__Recorded information__.

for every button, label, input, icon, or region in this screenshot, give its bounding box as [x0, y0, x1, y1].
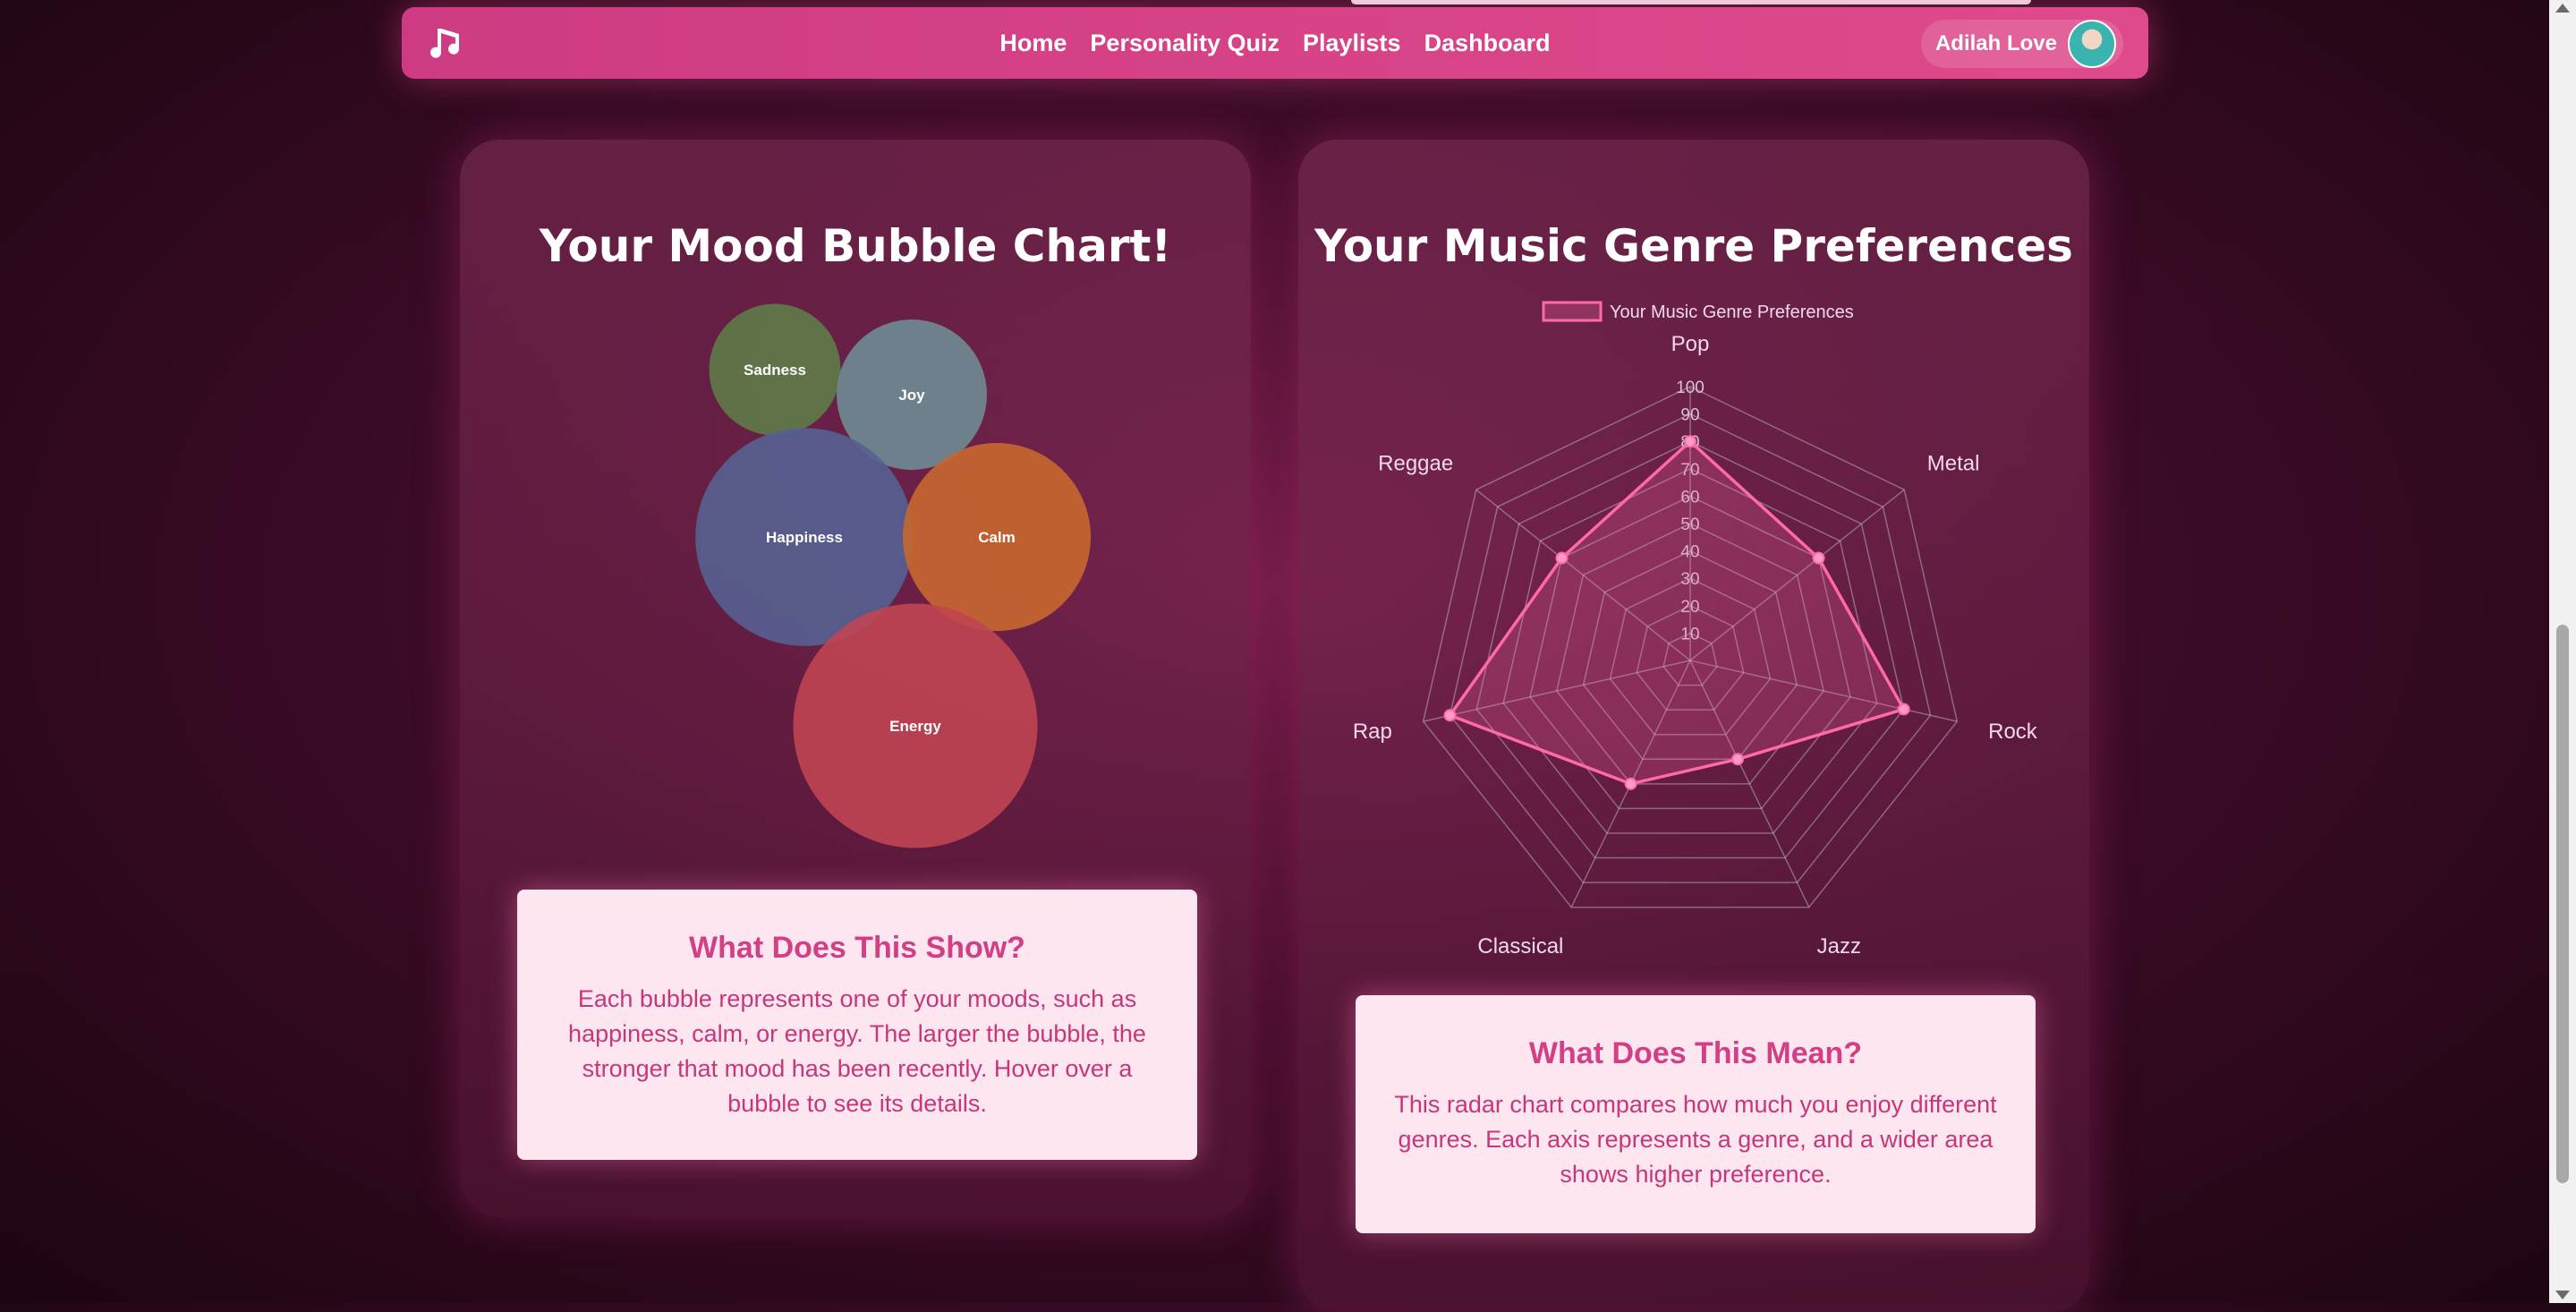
legend-swatch[interactable] [1542, 301, 1603, 322]
user-menu[interactable]: Adilah Love [1920, 20, 2123, 68]
radar-axis-label-pop: Pop [1671, 332, 1710, 356]
mood-info-title: What Does This Show? [689, 931, 1025, 965]
nav-playlists[interactable]: Playlists [1303, 30, 1401, 57]
bubble-label-happiness: Happiness [766, 529, 843, 546]
radar-axis-label-jazz: Jazz [1817, 934, 1861, 958]
radar-point-metal[interactable] [1812, 551, 1825, 565]
genre-info-title: What Does This Mean? [1528, 1036, 1863, 1070]
radar-series-area [1447, 439, 1907, 786]
user-name: Adilah Love [1934, 31, 2057, 55]
radar-axis-label-rap: Rap [1353, 720, 1392, 744]
genre-card: Your Music Genre Preferences Your Music … [1298, 140, 2089, 1312]
radar-axis-label-rock: Rock [1988, 720, 2038, 744]
legend-label[interactable]: Your Music Genre Preferences [1610, 302, 1854, 322]
nav-personality-quiz[interactable]: Personality Quiz [1090, 30, 1279, 57]
radar-point-reggae[interactable] [1555, 551, 1569, 565]
bubble-label-joy: Joy [898, 387, 925, 404]
radar-axis-label-metal: Metal [1927, 451, 1980, 475]
scroll-up-arrow-icon[interactable] [2555, 4, 2570, 13]
bubble-label-calm: Calm [978, 529, 1016, 546]
radar-tick-label: 90 [1680, 406, 1699, 425]
bubble-label-energy: Energy [889, 718, 941, 735]
scroll-thumb[interactable] [2556, 625, 2569, 1183]
browser-top-strip [1351, 0, 2031, 4]
radar-point-pop[interactable] [1684, 435, 1696, 448]
radar-point-rap[interactable] [1443, 709, 1457, 722]
nav-home[interactable]: Home [999, 30, 1067, 57]
navbar: Home Personality Quiz Playlists Dashboar… [402, 7, 2148, 79]
radar-point-jazz[interactable] [1731, 753, 1745, 766]
nav-dashboard[interactable]: Dashboard [1424, 30, 1551, 57]
avatar[interactable] [2068, 20, 2116, 68]
bubble-label-sadness: Sadness [744, 362, 806, 379]
scrollbar[interactable] [2549, 0, 2576, 1303]
mood-info-box: What Does This Show? Each bubble represe… [517, 890, 1197, 1160]
nav-links: Home Personality Quiz Playlists Dashboar… [402, 7, 2148, 79]
mood-bubble-chart: Sadness Joy Happiness Calm Energy [695, 303, 1091, 848]
genre-radar-chart: Your Music Genre Preferences102030405060… [1353, 301, 2038, 958]
radar-point-classical[interactable] [1624, 777, 1637, 790]
mood-info-body: Each bubble represents one of your moods… [568, 985, 1146, 1117]
radar-axis-label-classical: Classical [1477, 934, 1563, 958]
genre-info-body: This radar chart compares how much you e… [1394, 1091, 1997, 1188]
radar-tick-label: 100 [1676, 379, 1705, 397]
radar-axis-label-reggae: Reggae [1378, 451, 1453, 475]
mood-card: Your Mood Bubble Chart! Sadness Joy Happin… [460, 140, 1251, 1217]
genre-info-box: What Does This Mean? This radar chart co… [1356, 995, 2036, 1233]
scroll-down-arrow-icon[interactable] [2555, 1291, 2570, 1299]
radar-point-rock[interactable] [1897, 703, 1910, 716]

__Work to do__. Convert the data above into a JSON list of strings, one string per line, with blank lines dropped and the picture left out.

__The response__.
[
  "for every button, label, input, icon, or region in this screenshot, give its bounding box as [x0, y0, x1, y1].",
  "legend-swatch[interactable] [1542, 301, 1603, 322]",
  "user-menu[interactable]: Adilah Love [1920, 20, 2123, 68]",
  "radar-axis-label-pop: Pop [1671, 332, 1710, 356]",
  "mood-info-title: What Does This Show? [689, 931, 1025, 965]",
  "nav-playlists[interactable]: Playlists [1303, 30, 1401, 57]",
  "bubble-label-happiness: Happiness [766, 529, 843, 546]",
  "radar-axis-label-jazz: Jazz [1817, 934, 1861, 958]",
  "radar-point-metal[interactable] [1812, 551, 1825, 565]",
  "genre-info-title: What Does This Mean? [1528, 1036, 1863, 1070]",
  "radar-series-area [1447, 439, 1907, 786]",
  "user-name: Adilah Love [1934, 31, 2057, 55]",
  "radar-axis-label-rap: Rap [1353, 720, 1392, 744]",
  "genre-card: Your Music Genre Preferences Your Music … [1298, 140, 2089, 1312]",
  "radar-axis-label-rock: Rock [1988, 720, 2038, 744]",
  "legend-label[interactable]: Your Music Genre Preferences [1610, 302, 1854, 322]",
  "nav-personality-quiz[interactable]: Personality Quiz [1090, 30, 1279, 57]",
  "radar-point-reggae[interactable] [1555, 551, 1569, 565]",
  "bubble-label-joy: Joy [898, 387, 925, 404]",
  "radar-axis-label-metal: Metal [1927, 451, 1980, 475]",
  "scroll-up-arrow-icon[interactable] [2555, 4, 2570, 13]",
  "bubble-label-calm: Calm [978, 529, 1016, 546]",
  "radar-tick-label: 90 [1680, 406, 1699, 425]",
  "bubble-label-energy: Energy [889, 718, 941, 735]",
  "scroll-thumb[interactable] [2556, 625, 2569, 1183]",
  "browser-top-strip [1351, 0, 2031, 4]",
  "radar-point-pop[interactable] [1684, 435, 1696, 448]",
  "radar-point-rap[interactable] [1443, 709, 1457, 722]",
  "nav-home[interactable]: Home [999, 30, 1067, 57]",
  "navbar: Home Personality Quiz Playlists Dashboar… [402, 7, 2148, 79]",
  "radar-point-jazz[interactable] [1731, 753, 1745, 766]",
  "nav-dashboard[interactable]: Dashboard [1424, 30, 1551, 57]",
  "avatar[interactable] [2068, 20, 2116, 68]",
  "bubble-label-sadness: Sadness [744, 362, 806, 379]",
  "scrollbar[interactable] [2549, 0, 2576, 1303]",
  "mood-info-box: What Does This Show? Each bubble represe… [517, 890, 1197, 1160]",
  "nav-links: Home Personality Quiz Playlists Dashboar… [402, 7, 2148, 79]",
  "mood-bubble-chart: Sadness Joy Happiness Calm Energy [695, 303, 1091, 848]",
  "genre-radar-chart: Your Music Genre Preferences102030405060… [1353, 301, 2038, 958]",
  "radar-point-classical[interactable] [1624, 777, 1637, 790]",
  "mood-info-body: Each bubble represents one of your moods… [568, 985, 1146, 1117]",
  "radar-axis-label-classical: Classical [1477, 934, 1563, 958]",
  "genre-info-body: This radar chart compares how much you e… [1394, 1091, 1997, 1188]",
  "radar-tick-label: 100 [1676, 379, 1705, 397]",
  "radar-axis-label-reggae: Reggae [1378, 451, 1453, 475]",
  "mood-card: Your Mood Bubble Chart! Sadness Joy Happin… [460, 140, 1251, 1217]",
  "genre-info-box: What Does This Mean? This radar chart co… [1356, 995, 2036, 1233]",
  "scroll-down-arrow-icon[interactable] [2555, 1291, 2570, 1299]",
  "radar-point-rock[interactable] [1897, 703, 1910, 716]"
]